What the task requires:
Within this material, how many lines have the string "content" in them? The answer is a number, with nothing added.

Entries with figure data
• • • • • • •

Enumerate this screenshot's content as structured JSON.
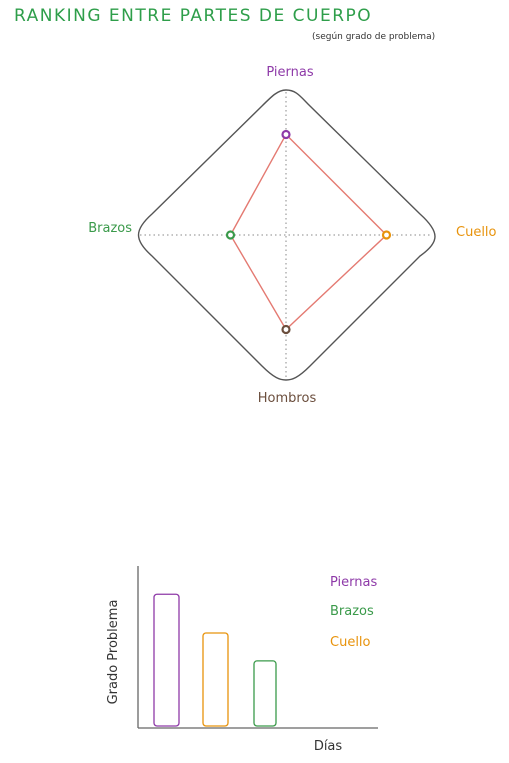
{
  "header": {
    "title": "RANKING ENTRE PARTES DE CUERPO",
    "subtitle": "(según grado de problema)"
  },
  "colors": {
    "title": "#2e9e4a",
    "piernas": "#8e3aa8",
    "brazos": "#3a9a4a",
    "cuello": "#e8930c",
    "hombros": "#6b4e3d",
    "polygon": "#e47a72",
    "frame": "#555555"
  },
  "chart_data": [
    {
      "type": "radar",
      "axes": [
        "Piernas",
        "Cuello",
        "Hombros",
        "Brazos"
      ],
      "values": [
        0.67,
        0.67,
        0.63,
        0.37
      ],
      "range": [
        0,
        1
      ],
      "grid": true
    },
    {
      "type": "bar",
      "categories": [
        "Piernas",
        "Cuello",
        "Brazos"
      ],
      "values": [
        0.85,
        0.6,
        0.42
      ],
      "xlabel": "Días",
      "ylabel": "Grado Problema",
      "legend": [
        "Piernas",
        "Brazos",
        "Cuello"
      ],
      "legend_position": "right"
    }
  ]
}
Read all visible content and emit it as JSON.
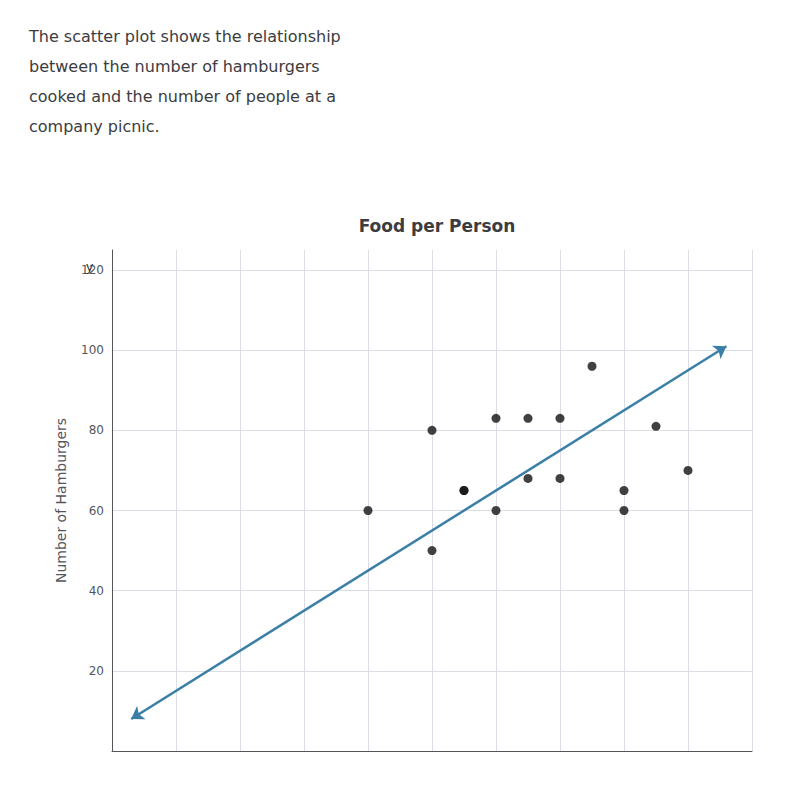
{
  "chart_data": {
    "type": "scatter",
    "title": "Food per Person",
    "ylabel": "Number of Hamburgers",
    "description": [
      "The scatter plot shows the relationship",
      "between the number of hamburgers",
      "cooked and the number of people at a",
      "company picnic."
    ],
    "annotations": [
      {
        "text": "y",
        "x": -3.5,
        "y": 121
      }
    ],
    "x": [
      40,
      50,
      50,
      55,
      55,
      60,
      60,
      65,
      65,
      70,
      70,
      75,
      80,
      80,
      85,
      90
    ],
    "values": [
      60,
      50,
      80,
      65,
      65,
      60,
      83,
      68,
      83,
      83,
      68,
      96,
      60,
      65,
      81,
      70
    ],
    "color": "#111111",
    "fit_line": {
      "x": [
        96,
        3
      ],
      "y": [
        101,
        8
      ],
      "color": "#3a7fa8",
      "marker": "arrow"
    },
    "xlim": [
      0,
      100
    ],
    "xticks": [
      0,
      10,
      20,
      30,
      40,
      50,
      60,
      70,
      80,
      90,
      100
    ],
    "ylim": [
      0,
      125
    ],
    "yticks": [
      20,
      40,
      60,
      80,
      100,
      120
    ],
    "grid": true,
    "tick_labels": "y"
  }
}
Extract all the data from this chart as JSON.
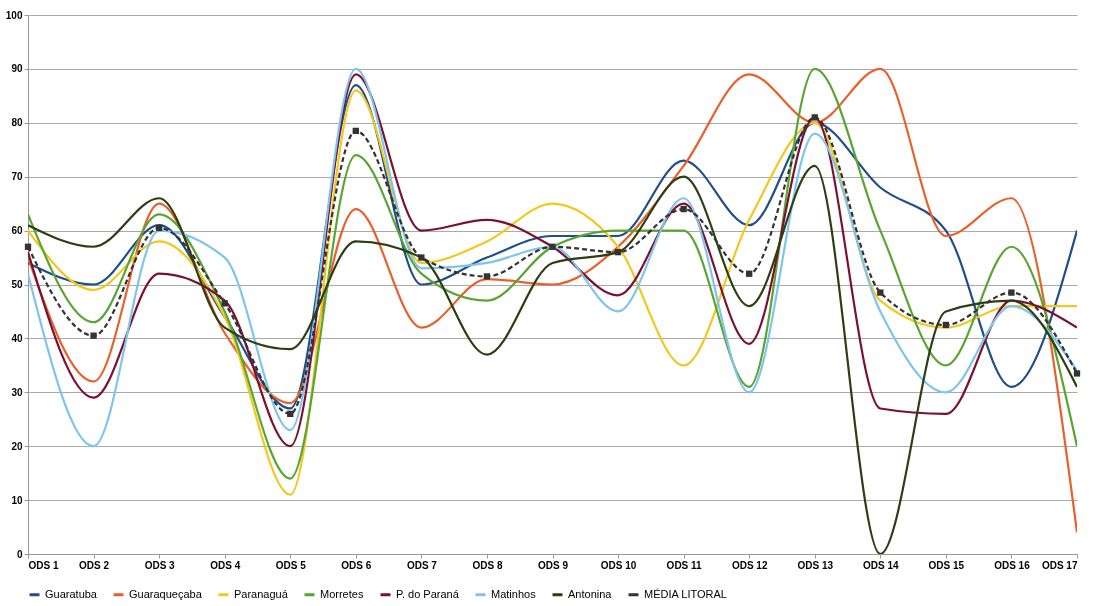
{
  "chart_data": {
    "type": "line",
    "categories": [
      "ODS 1",
      "ODS 2",
      "ODS 3",
      "ODS 4",
      "ODS 5",
      "ODS 6",
      "ODS 7",
      "ODS 8",
      "ODS 9",
      "ODS 10",
      "ODS 11",
      "ODS 12",
      "ODS 13",
      "ODS 14",
      "ODS 15",
      "ODS 16",
      "ODS 17"
    ],
    "ylim": [
      0,
      100
    ],
    "yticks": [
      0,
      10,
      20,
      30,
      40,
      50,
      60,
      70,
      80,
      90,
      100
    ],
    "grid": "y",
    "legend": "bottom",
    "series": [
      {
        "name": "Guaratuba",
        "color": "#1f4e89",
        "line_style": "solid",
        "marker": "none",
        "values": [
          54,
          50,
          61,
          44,
          27,
          87,
          50,
          55,
          59,
          59,
          73,
          61,
          80,
          68,
          60,
          31,
          60
        ]
      },
      {
        "name": "Guaraqueçaba",
        "color": "#e8602c",
        "line_style": "solid",
        "marker": "none",
        "values": [
          55,
          32,
          65,
          41,
          28,
          64,
          42,
          51,
          50,
          57,
          72,
          89,
          80,
          90,
          59,
          66,
          4
        ]
      },
      {
        "name": "Paranaguá",
        "color": "#f2c81e",
        "line_style": "solid",
        "marker": "none",
        "values": [
          60,
          49,
          58,
          44,
          11,
          86,
          54,
          58,
          65,
          57,
          35,
          62,
          80,
          47,
          42,
          46,
          46
        ]
      },
      {
        "name": "Morretes",
        "color": "#5aa532",
        "line_style": "solid",
        "marker": "none",
        "values": [
          63,
          43,
          63,
          45,
          14,
          74,
          52,
          47,
          57,
          60,
          60,
          31,
          90,
          60,
          35,
          57,
          20
        ]
      },
      {
        "name": "P. do Paraná",
        "color": "#7b1030",
        "line_style": "solid",
        "marker": "none",
        "values": [
          56,
          29,
          52,
          47,
          20,
          89,
          60,
          62,
          57,
          48,
          65,
          39,
          81,
          27,
          26,
          47,
          42
        ]
      },
      {
        "name": "Matinhos",
        "color": "#7ec4ec",
        "line_style": "solid",
        "marker": "none",
        "values": [
          52,
          20,
          60,
          55,
          23,
          90,
          53,
          54,
          57,
          45,
          66,
          30,
          78,
          45,
          30,
          46,
          34
        ]
      },
      {
        "name": "Antonina",
        "color": "#2c3e12",
        "line_style": "solid",
        "marker": "none",
        "values": [
          61,
          57,
          66,
          42,
          38,
          58,
          55,
          37,
          54,
          56,
          70,
          46,
          72,
          0,
          45,
          47,
          31
        ]
      },
      {
        "name": "MÉDIA LITORAL",
        "color": "#333333",
        "line_style": "dashed",
        "marker": "square",
        "values": [
          57,
          40.5,
          60.5,
          46.5,
          26,
          78.5,
          55,
          51.5,
          57,
          56,
          64,
          52,
          81,
          48.5,
          42.5,
          48.5,
          33.5
        ]
      }
    ]
  }
}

• • • • • • •

Problem solution:
2